INSTRUCTIONS TO FOLLOW:
Word for word, please copy the listing below, with its pictures left out.

INFORMATION SHOWN:
=== Begin Enclosure ===
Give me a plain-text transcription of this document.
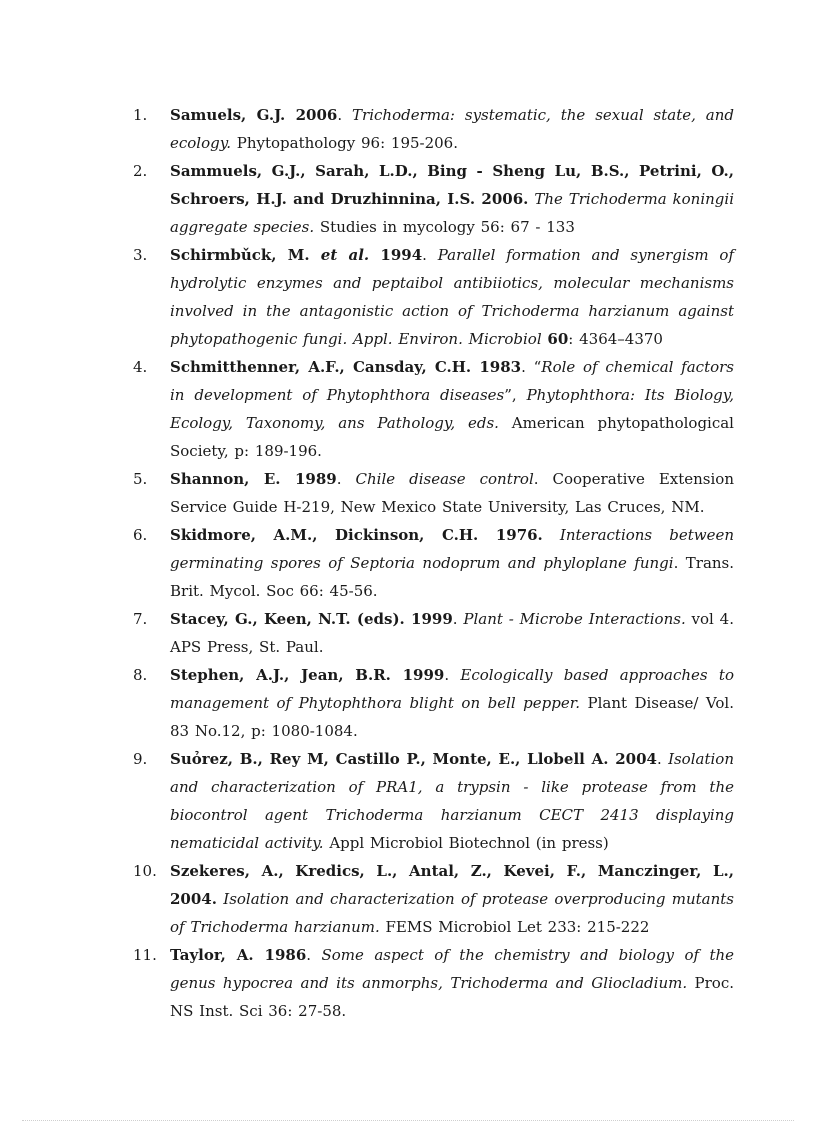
1. Samuels, G.J. 2006. Trichoderma: systematic, the sexual state, and ecology. Phytopathology 96: 195-206.
2. Sammuels, G.J., Sarah, L.D., Bing - Sheng Lu, B.S., Petrini, O., Schroers, H.J. and Druzhinnina, I.S. 2006. The Trichoderma koningii aggregate species. Studies in mycology 56: 67 - 133
3. Schirmbǔck, M. et al. 1994. Parallel formation and synergism of hydrolytic enzymes and peptaibol antibiiotics, molecular mechanisms involved in the antagonistic action of Trichoderma harzianum against phytopathogenic fungi. Appl. Environ. Microbiol 60: 4364–4370
4. Schmitthenner, A.F., Cansday, C.H. 1983. “Role of chemical factors in development of Phytophthora diseases”, Phytophthora: Its Biology, Ecology, Taxonomy, ans Pathology, eds. American phytopathological Society, p: 189-196.
5. Shannon, E. 1989. Chile disease control. Cooperative Extension Service Guide H-219, New Mexico State University, Las Cruces, NM.
6. Skidmore, A.M., Dickinson, C.H. 1976. Interactions between germinating spores of Septoria nodoprum and phyloplane fungi. Trans. Brit. Mycol. Soc 66: 45-56.
7. Stacey, G., Keen, N.T. (eds). 1999. Plant - Microbe Interactions. vol 4. APS Press, St. Paul.
8. Stephen, A.J., Jean, B.R. 1999. Ecologically based approaches to management of Phytophthora blight on bell pepper. Plant Disease/ Vol. 83 No.12, p: 1080-1084.
9. Suỏrez, B., Rey M, Castillo P., Monte, E., Llobell A. 2004. Isolation and characterization of PRA1, a trypsin - like protease from the biocontrol agent Trichoderma harzianum CECT 2413 displaying nematicidal activity. Appl Microbiol Biotechnol (in press)
10. Szekeres, A., Kredics, L., Antal, Z., Kevei, F., Manczinger, L., 2004. Isolation and characterization of protease overproducing mutants of Trichoderma harzianum. FEMS Microbiol Let 233: 215-222
11. Taylor, A. 1986. Some aspect of the chemistry and biology of the genus hypocrea and its anmorphs, Trichoderma and Gliocladium. Proc. NS Inst. Sci 36: 27-58.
=== End Enclosure ===
THE COMPLETED TASK:
Give me a plain-text transcription of this document.
1. Samuels, G.J. 2006. Trichoderma: systematic, the sexual state, and ecology. Phytopathology 96: 195-206.
2. Sammuels, G.J., Sarah, L.D., Bing - Sheng Lu, B.S., Petrini, O., Schroers, H.J. and Druzhinnina, I.S. 2006. The Trichoderma koningii aggregate species. Studies in mycology 56: 67 - 133
3. Schirmbǔck, M. et al. 1994. Parallel formation and synergism of hydrolytic enzymes and peptaibol antibiiotics, molecular mechanisms involved in the antagonistic action of Trichoderma harzianum against phytopathogenic fungi. Appl. Environ. Microbiol 60: 4364–4370
4. Schmitthenner, A.F., Cansday, C.H. 1983. “Role of chemical factors in development of Phytophthora diseases”, Phytophthora: Its Biology, Ecology, Taxonomy, ans Pathology, eds. American phytopathological Society, p: 189-196.
5. Shannon, E. 1989. Chile disease control. Cooperative Extension Service Guide H-219, New Mexico State University, Las Cruces, NM.
6. Skidmore, A.M., Dickinson, C.H. 1976. Interactions between germinating spores of Septoria nodoprum and phyloplane fungi. Trans. Brit. Mycol. Soc 66: 45-56.
7. Stacey, G., Keen, N.T. (eds). 1999. Plant - Microbe Interactions. vol 4. APS Press, St. Paul.
8. Stephen, A.J., Jean, B.R. 1999. Ecologically based approaches to management of Phytophthora blight on bell pepper. Plant Disease/ Vol. 83 No.12, p: 1080-1084.
9. Suỏrez, B., Rey M, Castillo P., Monte, E., Llobell A. 2004. Isolation and characterization of PRA1, a trypsin - like protease from the biocontrol agent Trichoderma harzianum CECT 2413 displaying nematicidal activity. Appl Microbiol Biotechnol (in press)
10. Szekeres, A., Kredics, L., Antal, Z., Kevei, F., Manczinger, L., 2004. Isolation and characterization of protease overproducing mutants of Trichoderma harzianum. FEMS Microbiol Let 233: 215-222
11. Taylor, A. 1986. Some aspect of the chemistry and biology of the genus hypocrea and its anmorphs, Trichoderma and Gliocladium. Proc. NS Inst. Sci 36: 27-58.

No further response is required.